- [THE EXERCISE] In the material below, find each line holding the string "document" and copy it.

- [DATA EXCERPTS]
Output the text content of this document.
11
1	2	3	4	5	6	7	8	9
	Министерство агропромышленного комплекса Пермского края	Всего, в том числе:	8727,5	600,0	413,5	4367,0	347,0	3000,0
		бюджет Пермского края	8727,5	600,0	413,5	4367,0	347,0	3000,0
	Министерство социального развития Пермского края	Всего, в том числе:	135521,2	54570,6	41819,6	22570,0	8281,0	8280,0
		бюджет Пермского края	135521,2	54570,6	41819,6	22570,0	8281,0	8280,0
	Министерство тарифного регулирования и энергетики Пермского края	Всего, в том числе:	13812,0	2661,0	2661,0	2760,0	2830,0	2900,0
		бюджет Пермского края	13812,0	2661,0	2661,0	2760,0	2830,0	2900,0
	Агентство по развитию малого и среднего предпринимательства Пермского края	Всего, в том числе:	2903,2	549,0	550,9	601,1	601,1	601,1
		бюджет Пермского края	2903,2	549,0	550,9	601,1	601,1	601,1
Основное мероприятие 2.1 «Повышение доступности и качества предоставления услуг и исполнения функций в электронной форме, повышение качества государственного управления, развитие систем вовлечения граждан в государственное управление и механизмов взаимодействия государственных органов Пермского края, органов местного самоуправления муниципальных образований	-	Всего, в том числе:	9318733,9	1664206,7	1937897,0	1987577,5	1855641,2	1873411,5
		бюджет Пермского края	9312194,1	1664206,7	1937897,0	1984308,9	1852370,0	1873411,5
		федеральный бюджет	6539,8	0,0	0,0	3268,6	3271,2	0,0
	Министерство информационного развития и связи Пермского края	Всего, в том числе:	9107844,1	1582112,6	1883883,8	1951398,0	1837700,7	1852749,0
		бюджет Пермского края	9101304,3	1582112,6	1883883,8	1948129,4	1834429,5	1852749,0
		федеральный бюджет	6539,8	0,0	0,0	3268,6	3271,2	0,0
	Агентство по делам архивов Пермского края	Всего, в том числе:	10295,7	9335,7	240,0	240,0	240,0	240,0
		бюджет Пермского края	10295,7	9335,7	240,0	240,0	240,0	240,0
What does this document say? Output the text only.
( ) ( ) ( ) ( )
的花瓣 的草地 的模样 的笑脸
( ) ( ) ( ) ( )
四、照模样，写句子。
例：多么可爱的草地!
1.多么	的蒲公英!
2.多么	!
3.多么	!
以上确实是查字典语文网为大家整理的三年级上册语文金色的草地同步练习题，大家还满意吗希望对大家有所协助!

- [REPLY TO THE TASK]
Output the text content of this document.
What does this document say? Output the text only.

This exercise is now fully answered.